### [WHAT IS ASKED]
Restate the entries word for word, omitting nothing.

+ + +

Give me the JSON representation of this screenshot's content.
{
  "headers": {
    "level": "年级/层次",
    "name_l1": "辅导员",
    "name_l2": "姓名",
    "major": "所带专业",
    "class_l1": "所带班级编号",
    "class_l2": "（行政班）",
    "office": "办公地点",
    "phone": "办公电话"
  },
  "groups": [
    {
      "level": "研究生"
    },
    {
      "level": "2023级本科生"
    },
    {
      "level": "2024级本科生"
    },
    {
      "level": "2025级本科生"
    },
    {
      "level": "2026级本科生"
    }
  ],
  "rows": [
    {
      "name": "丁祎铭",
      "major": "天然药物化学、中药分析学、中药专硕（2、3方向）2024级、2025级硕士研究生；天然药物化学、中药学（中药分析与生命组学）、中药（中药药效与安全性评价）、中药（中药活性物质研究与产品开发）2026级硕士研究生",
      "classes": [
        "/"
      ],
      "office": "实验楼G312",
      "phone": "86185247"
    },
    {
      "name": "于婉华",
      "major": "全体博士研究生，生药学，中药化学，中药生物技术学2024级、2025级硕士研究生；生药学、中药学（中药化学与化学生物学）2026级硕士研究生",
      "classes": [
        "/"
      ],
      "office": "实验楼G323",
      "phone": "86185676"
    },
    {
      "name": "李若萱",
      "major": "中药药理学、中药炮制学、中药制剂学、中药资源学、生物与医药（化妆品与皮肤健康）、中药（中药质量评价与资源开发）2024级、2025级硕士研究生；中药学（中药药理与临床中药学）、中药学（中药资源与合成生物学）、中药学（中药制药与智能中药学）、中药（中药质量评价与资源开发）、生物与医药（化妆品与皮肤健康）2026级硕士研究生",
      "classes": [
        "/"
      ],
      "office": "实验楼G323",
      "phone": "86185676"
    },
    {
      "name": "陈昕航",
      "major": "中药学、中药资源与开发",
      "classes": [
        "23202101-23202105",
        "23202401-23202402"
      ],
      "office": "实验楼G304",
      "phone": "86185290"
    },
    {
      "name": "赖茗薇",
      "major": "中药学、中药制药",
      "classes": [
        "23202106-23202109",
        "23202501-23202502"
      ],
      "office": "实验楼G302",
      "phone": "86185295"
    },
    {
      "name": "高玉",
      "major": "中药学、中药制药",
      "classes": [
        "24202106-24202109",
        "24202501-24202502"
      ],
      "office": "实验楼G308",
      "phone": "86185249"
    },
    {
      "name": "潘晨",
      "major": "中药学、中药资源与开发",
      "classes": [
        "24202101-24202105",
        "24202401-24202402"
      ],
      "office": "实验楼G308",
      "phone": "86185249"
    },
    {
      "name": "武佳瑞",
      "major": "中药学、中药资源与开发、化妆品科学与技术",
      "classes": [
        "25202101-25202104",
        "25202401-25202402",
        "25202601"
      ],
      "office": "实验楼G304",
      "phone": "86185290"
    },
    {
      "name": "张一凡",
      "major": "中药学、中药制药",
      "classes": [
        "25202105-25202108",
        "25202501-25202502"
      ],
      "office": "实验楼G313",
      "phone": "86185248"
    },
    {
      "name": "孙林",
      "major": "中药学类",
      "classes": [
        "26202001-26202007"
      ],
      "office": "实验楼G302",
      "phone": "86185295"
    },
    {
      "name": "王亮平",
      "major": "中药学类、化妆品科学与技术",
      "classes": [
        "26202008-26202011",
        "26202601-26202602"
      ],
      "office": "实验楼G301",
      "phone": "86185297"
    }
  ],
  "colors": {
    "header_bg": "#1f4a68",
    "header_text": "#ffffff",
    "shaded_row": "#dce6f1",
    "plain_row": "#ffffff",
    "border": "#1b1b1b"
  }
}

+ + +

### [EXERCISE ANSWER]
Give me the JSON representation of this screenshot's content.
{
  "headers": {
    "level": "年级/层次",
    "name_l1": "辅导员",
    "name_l2": "姓名",
    "major": "所带专业",
    "class_l1": "所带班级编号",
    "class_l2": "（行政班）",
    "office": "办公地点",
    "phone": "办公电话"
  },
  "groups": [
    {
      "level": "研究生"
    },
    {
      "level": "2023级本科生"
    },
    {
      "level": "2024级本科生"
    },
    {
      "level": "2025级本科生"
    },
    {
      "level": "2026级本科生"
    }
  ],
  "rows": [
    {
      "name": "丁祎铭",
      "major": "天然药物化学、中药分析学、中药专硕（2、3方向）2024级、2025级硕士研究生；天然药物化学、中药学（中药分析与生命组学）、中药（中药药效与安全性评价）、中药（中药活性物质研究与产品开发）2026级硕士研究生",
      "classes": [
        "/"
      ],
      "office": "实验楼G312",
      "phone": "86185247"
    },
    {
      "name": "于婉华",
      "major": "全体博士研究生，生药学，中药化学，中药生物技术学2024级、2025级硕士研究生；生药学、中药学（中药化学与化学生物学）2026级硕士研究生",
      "classes": [
        "/"
      ],
      "office": "实验楼G323",
      "phone": "86185676"
    },
    {
      "name": "李若萱",
      "major": "中药药理学、中药炮制学、中药制剂学、中药资源学、生物与医药（化妆品与皮肤健康）、中药（中药质量评价与资源开发）2024级、2025级硕士研究生；中药学（中药药理与临床中药学）、中药学（中药资源与合成生物学）、中药学（中药制药与智能中药学）、中药（中药质量评价与资源开发）、生物与医药（化妆品与皮肤健康）2026级硕士研究生",
      "classes": [
        "/"
      ],
      "office": "实验楼G323",
      "phone": "86185676"
    },
    {
      "name": "陈昕航",
      "major": "中药学、中药资源与开发",
      "classes": [
        "23202101-23202105",
        "23202401-23202402"
      ],
      "office": "实验楼G304",
      "phone": "86185290"
    },
    {
      "name": "赖茗薇",
      "major": "中药学、中药制药",
      "classes": [
        "23202106-23202109",
        "23202501-23202502"
      ],
      "office": "实验楼G302",
      "phone": "86185295"
    },
    {
      "name": "高玉",
      "major": "中药学、中药制药",
      "classes": [
        "24202106-24202109",
        "24202501-24202502"
      ],
      "office": "实验楼G308",
      "phone": "86185249"
    },
    {
      "name": "潘晨",
      "major": "中药学、中药资源与开发",
      "classes": [
        "24202101-24202105",
        "24202401-24202402"
      ],
      "office": "实验楼G308",
      "phone": "86185249"
    },
    {
      "name": "武佳瑞",
      "major": "中药学、中药资源与开发、化妆品科学与技术",
      "classes": [
        "25202101-25202104",
        "25202401-25202402",
        "25202601"
      ],
      "office": "实验楼G304",
      "phone": "86185290"
    },
    {
      "name": "张一凡",
      "major": "中药学、中药制药",
      "classes": [
        "25202105-25202108",
        "25202501-25202502"
      ],
      "office": "实验楼G313",
      "phone": "86185248"
    },
    {
      "name": "孙林",
      "major": "中药学类",
      "classes": [
        "26202001-26202007"
      ],
      "office": "实验楼G302",
      "phone": "86185295"
    },
    {
      "name": "王亮平",
      "major": "中药学类、化妆品科学与技术",
      "classes": [
        "26202008-26202011",
        "26202601-26202602"
      ],
      "office": "实验楼G301",
      "phone": "86185297"
    }
  ],
  "colors": {
    "header_bg": "#1f4a68",
    "header_text": "#ffffff",
    "shaded_row": "#dce6f1",
    "plain_row": "#ffffff",
    "border": "#1b1b1b"
  }
}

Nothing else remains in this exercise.